Problem details → Set all the material down again unchanged, without the pictures.

Input →
▶

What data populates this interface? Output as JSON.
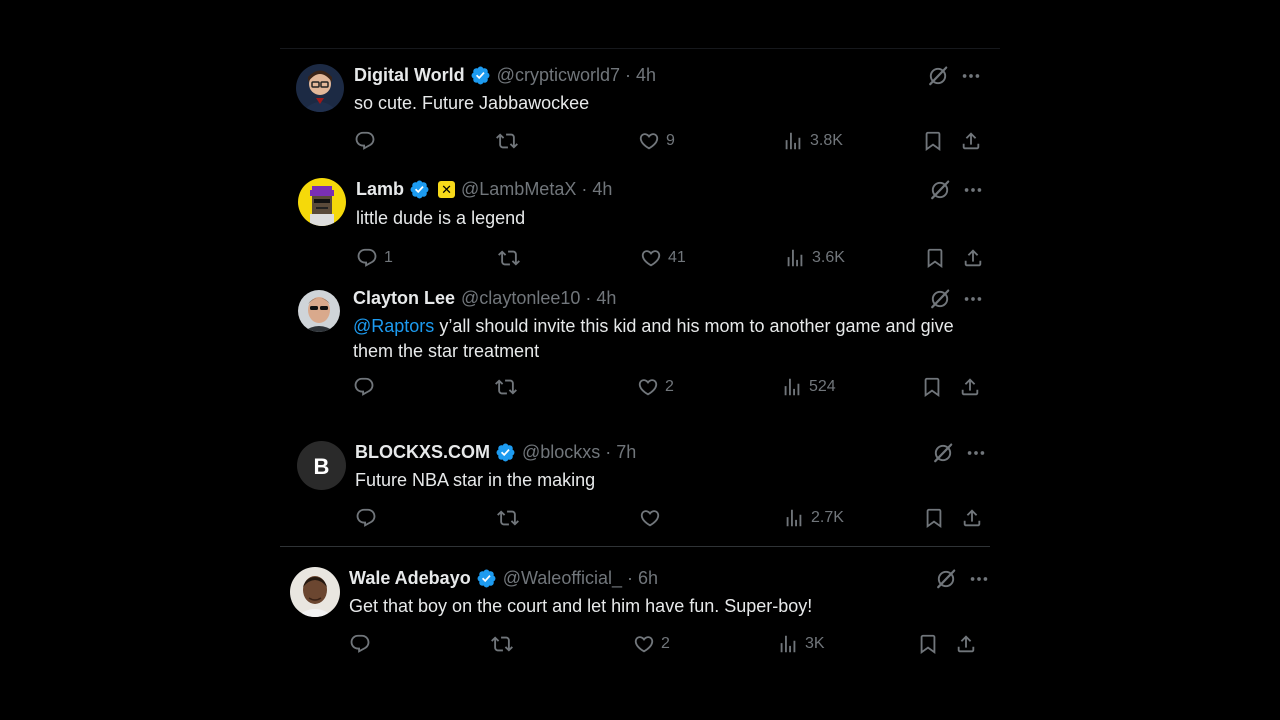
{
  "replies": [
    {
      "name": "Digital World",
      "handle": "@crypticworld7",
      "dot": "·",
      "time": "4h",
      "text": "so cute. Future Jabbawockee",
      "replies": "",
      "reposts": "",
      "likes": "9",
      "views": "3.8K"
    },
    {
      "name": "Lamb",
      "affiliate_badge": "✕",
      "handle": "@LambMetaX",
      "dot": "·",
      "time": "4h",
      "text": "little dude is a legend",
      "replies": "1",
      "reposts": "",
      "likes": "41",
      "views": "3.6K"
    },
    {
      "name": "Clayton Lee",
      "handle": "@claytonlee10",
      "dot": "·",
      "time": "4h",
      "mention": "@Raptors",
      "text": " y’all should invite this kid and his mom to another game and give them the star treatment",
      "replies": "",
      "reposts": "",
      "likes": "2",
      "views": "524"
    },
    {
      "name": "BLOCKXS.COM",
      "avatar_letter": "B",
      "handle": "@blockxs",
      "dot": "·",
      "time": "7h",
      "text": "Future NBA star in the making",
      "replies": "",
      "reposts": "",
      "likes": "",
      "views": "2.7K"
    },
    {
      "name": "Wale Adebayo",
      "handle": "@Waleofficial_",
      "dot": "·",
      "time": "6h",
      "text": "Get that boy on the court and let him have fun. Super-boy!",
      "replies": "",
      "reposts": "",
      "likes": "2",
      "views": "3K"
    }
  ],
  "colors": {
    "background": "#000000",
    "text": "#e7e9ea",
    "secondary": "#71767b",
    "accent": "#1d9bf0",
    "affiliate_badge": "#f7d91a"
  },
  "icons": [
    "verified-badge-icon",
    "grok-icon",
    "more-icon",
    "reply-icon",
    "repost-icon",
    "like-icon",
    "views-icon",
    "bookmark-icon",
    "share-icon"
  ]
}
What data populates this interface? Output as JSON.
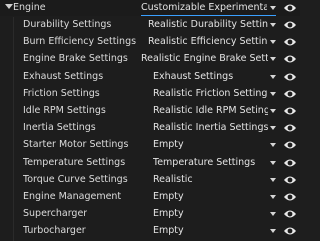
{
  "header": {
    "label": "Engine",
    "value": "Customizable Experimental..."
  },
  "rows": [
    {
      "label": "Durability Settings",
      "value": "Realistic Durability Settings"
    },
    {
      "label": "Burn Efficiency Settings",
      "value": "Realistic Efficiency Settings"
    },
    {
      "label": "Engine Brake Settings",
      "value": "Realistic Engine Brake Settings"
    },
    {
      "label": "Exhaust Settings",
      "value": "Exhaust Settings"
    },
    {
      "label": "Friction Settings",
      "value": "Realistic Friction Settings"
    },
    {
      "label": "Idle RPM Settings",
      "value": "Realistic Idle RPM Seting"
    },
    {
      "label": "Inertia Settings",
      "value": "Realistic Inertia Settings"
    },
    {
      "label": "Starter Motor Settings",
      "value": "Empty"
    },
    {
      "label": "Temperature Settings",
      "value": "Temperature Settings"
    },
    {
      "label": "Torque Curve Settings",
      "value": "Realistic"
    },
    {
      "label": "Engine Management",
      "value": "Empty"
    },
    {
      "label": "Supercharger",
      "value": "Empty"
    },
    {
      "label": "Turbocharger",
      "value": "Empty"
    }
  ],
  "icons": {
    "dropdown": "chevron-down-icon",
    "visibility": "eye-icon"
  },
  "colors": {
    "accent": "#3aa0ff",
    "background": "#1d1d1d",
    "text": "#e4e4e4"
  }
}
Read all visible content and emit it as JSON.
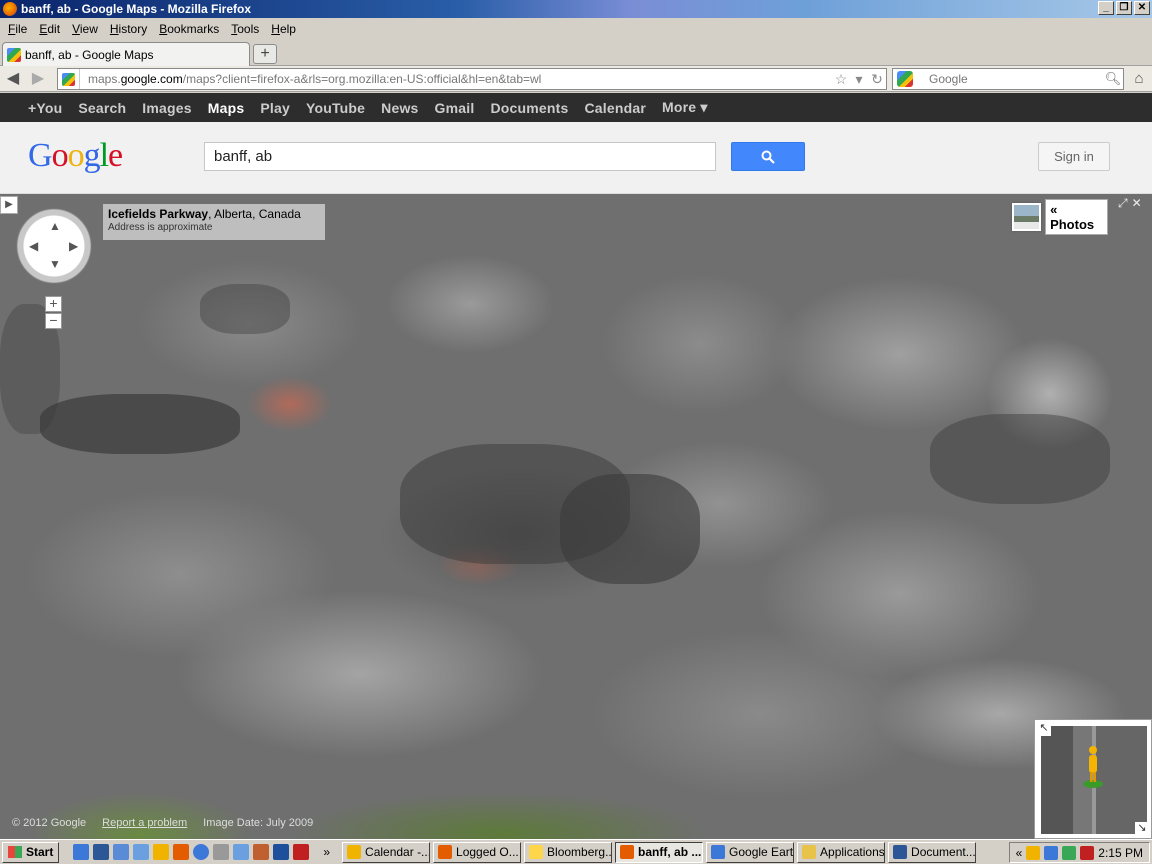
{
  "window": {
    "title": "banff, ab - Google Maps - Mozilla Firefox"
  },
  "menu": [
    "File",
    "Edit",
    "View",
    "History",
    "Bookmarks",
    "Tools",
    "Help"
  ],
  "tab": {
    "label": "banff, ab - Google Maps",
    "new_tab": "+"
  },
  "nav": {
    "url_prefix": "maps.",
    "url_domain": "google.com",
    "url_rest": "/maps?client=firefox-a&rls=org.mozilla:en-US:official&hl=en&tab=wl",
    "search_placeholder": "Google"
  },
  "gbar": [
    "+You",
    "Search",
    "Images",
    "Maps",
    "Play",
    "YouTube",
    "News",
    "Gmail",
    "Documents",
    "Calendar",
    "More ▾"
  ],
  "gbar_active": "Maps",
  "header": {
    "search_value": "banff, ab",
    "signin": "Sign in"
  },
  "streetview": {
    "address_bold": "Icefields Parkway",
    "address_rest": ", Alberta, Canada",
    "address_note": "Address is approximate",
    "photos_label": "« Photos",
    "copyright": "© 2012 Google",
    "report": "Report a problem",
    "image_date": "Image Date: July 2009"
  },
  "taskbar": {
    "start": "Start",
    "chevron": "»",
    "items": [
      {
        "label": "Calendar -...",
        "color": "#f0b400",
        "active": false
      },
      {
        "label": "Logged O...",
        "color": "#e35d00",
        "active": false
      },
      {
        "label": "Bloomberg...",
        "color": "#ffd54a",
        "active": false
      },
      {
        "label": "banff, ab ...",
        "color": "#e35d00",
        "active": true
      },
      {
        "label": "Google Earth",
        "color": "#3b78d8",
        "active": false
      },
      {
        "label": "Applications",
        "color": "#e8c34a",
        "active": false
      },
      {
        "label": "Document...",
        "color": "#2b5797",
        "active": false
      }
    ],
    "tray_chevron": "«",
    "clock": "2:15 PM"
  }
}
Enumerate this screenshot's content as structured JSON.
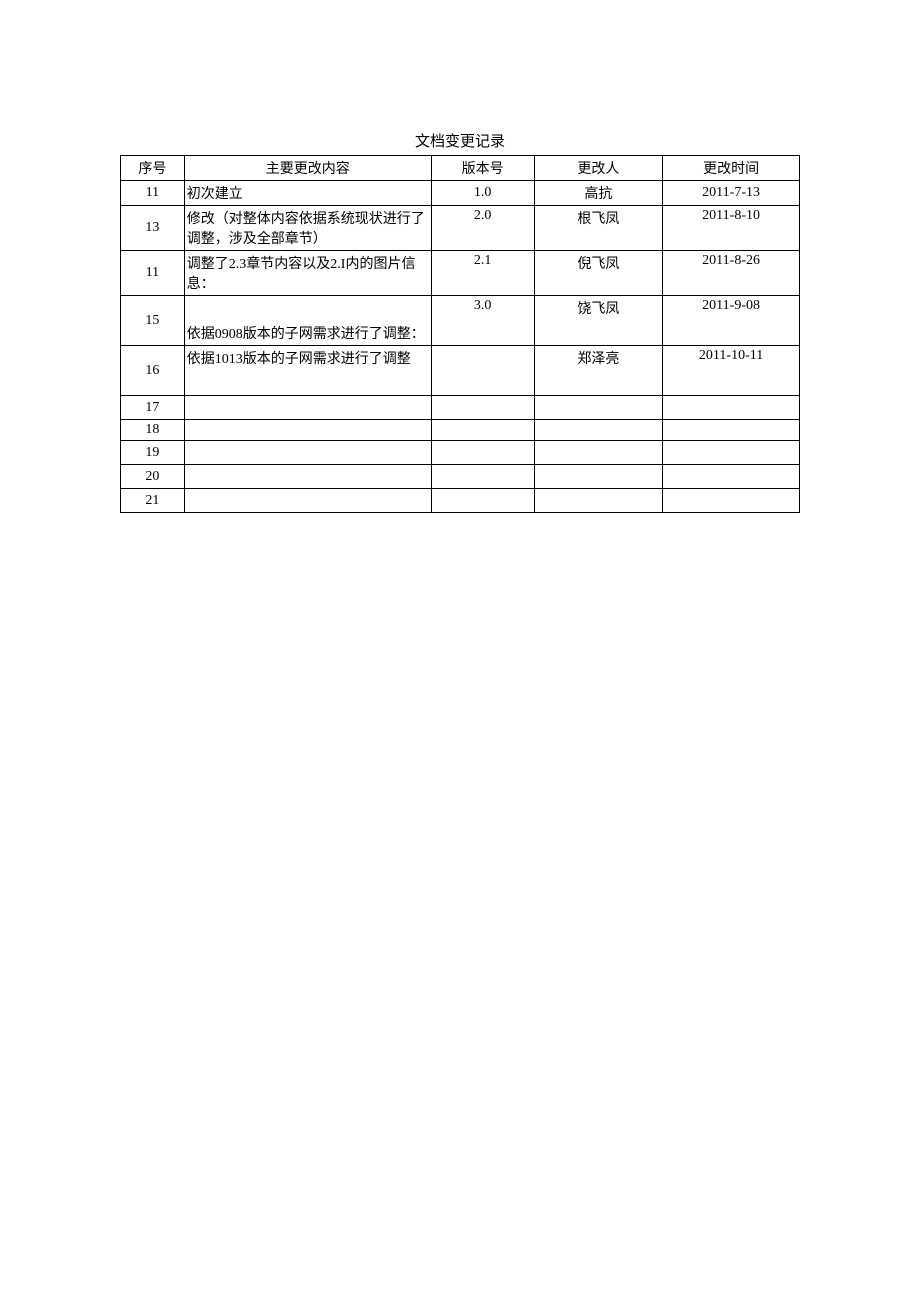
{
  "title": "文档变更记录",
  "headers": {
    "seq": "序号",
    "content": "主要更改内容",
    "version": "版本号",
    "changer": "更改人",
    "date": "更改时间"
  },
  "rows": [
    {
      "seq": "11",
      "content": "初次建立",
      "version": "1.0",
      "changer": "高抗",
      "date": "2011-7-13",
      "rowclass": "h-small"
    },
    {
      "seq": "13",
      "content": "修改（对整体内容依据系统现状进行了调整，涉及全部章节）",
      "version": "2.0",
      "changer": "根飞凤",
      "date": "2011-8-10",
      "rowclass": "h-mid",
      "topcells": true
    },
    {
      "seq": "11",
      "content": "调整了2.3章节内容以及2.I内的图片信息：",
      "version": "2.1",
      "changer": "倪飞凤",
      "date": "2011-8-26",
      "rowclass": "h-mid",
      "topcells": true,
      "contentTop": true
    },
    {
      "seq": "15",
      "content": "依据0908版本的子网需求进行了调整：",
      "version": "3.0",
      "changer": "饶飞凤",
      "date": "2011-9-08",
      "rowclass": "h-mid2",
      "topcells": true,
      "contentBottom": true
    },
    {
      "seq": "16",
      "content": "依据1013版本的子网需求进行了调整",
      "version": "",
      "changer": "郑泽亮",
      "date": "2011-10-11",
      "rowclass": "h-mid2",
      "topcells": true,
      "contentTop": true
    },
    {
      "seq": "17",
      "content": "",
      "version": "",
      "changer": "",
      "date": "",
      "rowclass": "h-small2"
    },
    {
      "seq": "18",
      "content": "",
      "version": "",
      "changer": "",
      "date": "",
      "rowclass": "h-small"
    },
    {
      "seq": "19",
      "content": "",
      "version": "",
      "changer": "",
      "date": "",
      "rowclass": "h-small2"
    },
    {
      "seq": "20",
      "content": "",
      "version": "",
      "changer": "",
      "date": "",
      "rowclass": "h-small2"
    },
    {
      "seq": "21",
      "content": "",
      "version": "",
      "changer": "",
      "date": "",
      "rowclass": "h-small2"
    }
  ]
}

◀

Full response →
What data populates this interface? Output as JSON.
{
  "replies": [
    {
      "name": "Digital World",
      "handle": "@crypticworld7",
      "dot": "·",
      "time": "4h",
      "text": "so cute. Future Jabbawockee",
      "replies": "",
      "reposts": "",
      "likes": "9",
      "views": "3.8K"
    },
    {
      "name": "Lamb",
      "affiliate_badge": "✕",
      "handle": "@LambMetaX",
      "dot": "·",
      "time": "4h",
      "text": "little dude is a legend",
      "replies": "1",
      "reposts": "",
      "likes": "41",
      "views": "3.6K"
    },
    {
      "name": "Clayton Lee",
      "handle": "@claytonlee10",
      "dot": "·",
      "time": "4h",
      "mention": "@Raptors",
      "text": " y’all should invite this kid and his mom to another game and give them the star treatment",
      "replies": "",
      "reposts": "",
      "likes": "2",
      "views": "524"
    },
    {
      "name": "BLOCKXS.COM",
      "avatar_letter": "B",
      "handle": "@blockxs",
      "dot": "·",
      "time": "7h",
      "text": "Future NBA star in the making",
      "replies": "",
      "reposts": "",
      "likes": "",
      "views": "2.7K"
    },
    {
      "name": "Wale Adebayo",
      "handle": "@Waleofficial_",
      "dot": "·",
      "time": "6h",
      "text": "Get that boy on the court and let him have fun. Super-boy!",
      "replies": "",
      "reposts": "",
      "likes": "2",
      "views": "3K"
    }
  ],
  "colors": {
    "background": "#000000",
    "text": "#e7e9ea",
    "secondary": "#71767b",
    "accent": "#1d9bf0",
    "affiliate_badge": "#f7d91a"
  },
  "icons": [
    "verified-badge-icon",
    "grok-icon",
    "more-icon",
    "reply-icon",
    "repost-icon",
    "like-icon",
    "views-icon",
    "bookmark-icon",
    "share-icon"
  ]
}
What data populates this interface? Output as JSON.
{
  "header": {
    "label": "Engine",
    "value": "Customizable Experimental..."
  },
  "rows": [
    {
      "label": "Durability Settings",
      "value": "Realistic Durability Settings"
    },
    {
      "label": "Burn Efficiency Settings",
      "value": "Realistic Efficiency Settings"
    },
    {
      "label": "Engine Brake Settings",
      "value": "Realistic Engine Brake Settings"
    },
    {
      "label": "Exhaust Settings",
      "value": "Exhaust Settings"
    },
    {
      "label": "Friction Settings",
      "value": "Realistic Friction Settings"
    },
    {
      "label": "Idle RPM Settings",
      "value": "Realistic Idle RPM Seting"
    },
    {
      "label": "Inertia Settings",
      "value": "Realistic Inertia Settings"
    },
    {
      "label": "Starter Motor Settings",
      "value": "Empty"
    },
    {
      "label": "Temperature Settings",
      "value": "Temperature Settings"
    },
    {
      "label": "Torque Curve Settings",
      "value": "Realistic"
    },
    {
      "label": "Engine Management",
      "value": "Empty"
    },
    {
      "label": "Supercharger",
      "value": "Empty"
    },
    {
      "label": "Turbocharger",
      "value": "Empty"
    }
  ],
  "icons": {
    "dropdown": "chevron-down-icon",
    "visibility": "eye-icon"
  },
  "colors": {
    "accent": "#3aa0ff",
    "background": "#1d1d1d",
    "text": "#e4e4e4"
  }
}
Read all visible content and emit it as JSON.
{
  "window": {
    "title": "banff, ab - Google Maps - Mozilla Firefox"
  },
  "menu": [
    "File",
    "Edit",
    "View",
    "History",
    "Bookmarks",
    "Tools",
    "Help"
  ],
  "tab": {
    "label": "banff, ab - Google Maps",
    "new_tab": "+"
  },
  "nav": {
    "url_prefix": "maps.",
    "url_domain": "google.com",
    "url_rest": "/maps?client=firefox-a&rls=org.mozilla:en-US:official&hl=en&tab=wl",
    "search_placeholder": "Google"
  },
  "gbar": [
    "+You",
    "Search",
    "Images",
    "Maps",
    "Play",
    "YouTube",
    "News",
    "Gmail",
    "Documents",
    "Calendar",
    "More ▾"
  ],
  "gbar_active": "Maps",
  "header": {
    "search_value": "banff, ab",
    "signin": "Sign in"
  },
  "streetview": {
    "address_bold": "Icefields Parkway",
    "address_rest": ", Alberta, Canada",
    "address_note": "Address is approximate",
    "photos_label": "« Photos",
    "copyright": "© 2012 Google",
    "report": "Report a problem",
    "image_date": "Image Date: July 2009"
  },
  "taskbar": {
    "start": "Start",
    "chevron": "»",
    "items": [
      {
        "label": "Calendar -...",
        "color": "#f0b400",
        "active": false
      },
      {
        "label": "Logged O...",
        "color": "#e35d00",
        "active": false
      },
      {
        "label": "Bloomberg...",
        "color": "#ffd54a",
        "active": false
      },
      {
        "label": "banff, ab ...",
        "color": "#e35d00",
        "active": true
      },
      {
        "label": "Google Earth",
        "color": "#3b78d8",
        "active": false
      },
      {
        "label": "Applications",
        "color": "#e8c34a",
        "active": false
      },
      {
        "label": "Document...",
        "color": "#2b5797",
        "active": false
      }
    ],
    "tray_chevron": "«",
    "clock": "2:15 PM"
  }
}
Enumerate this screenshot's content as structured JSON.
{
  "title": "文档变更记录",
  "headers": {
    "seq": "序号",
    "content": "主要更改内容",
    "version": "版本号",
    "changer": "更改人",
    "date": "更改时间"
  },
  "rows": [
    {
      "seq": "11",
      "content": "初次建立",
      "version": "1.0",
      "changer": "高抗",
      "date": "2011-7-13",
      "rowclass": "h-small"
    },
    {
      "seq": "13",
      "content": "修改（对整体内容依据系统现状进行了调整，涉及全部章节）",
      "version": "2.0",
      "changer": "根飞凤",
      "date": "2011-8-10",
      "rowclass": "h-mid",
      "topcells": true
    },
    {
      "seq": "11",
      "content": "调整了2.3章节内容以及2.I内的图片信息：",
      "version": "2.1",
      "changer": "倪飞凤",
      "date": "2011-8-26",
      "rowclass": "h-mid",
      "topcells": true,
      "contentTop": true
    },
    {
      "seq": "15",
      "content": "依据0908版本的子网需求进行了调整：",
      "version": "3.0",
      "changer": "饶飞凤",
      "date": "2011-9-08",
      "rowclass": "h-mid2",
      "topcells": true,
      "contentBottom": true
    },
    {
      "seq": "16",
      "content": "依据1013版本的子网需求进行了调整",
      "version": "",
      "changer": "郑泽亮",
      "date": "2011-10-11",
      "rowclass": "h-mid2",
      "topcells": true,
      "contentTop": true
    },
    {
      "seq": "17",
      "content": "",
      "version": "",
      "changer": "",
      "date": "",
      "rowclass": "h-small2"
    },
    {
      "seq": "18",
      "content": "",
      "version": "",
      "changer": "",
      "date": "",
      "rowclass": "h-small"
    },
    {
      "seq": "19",
      "content": "",
      "version": "",
      "changer": "",
      "date": "",
      "rowclass": "h-small2"
    },
    {
      "seq": "20",
      "content": "",
      "version": "",
      "changer": "",
      "date": "",
      "rowclass": "h-small2"
    },
    {
      "seq": "21",
      "content": "",
      "version": "",
      "changer": "",
      "date": "",
      "rowclass": "h-small2"
    }
  ]
}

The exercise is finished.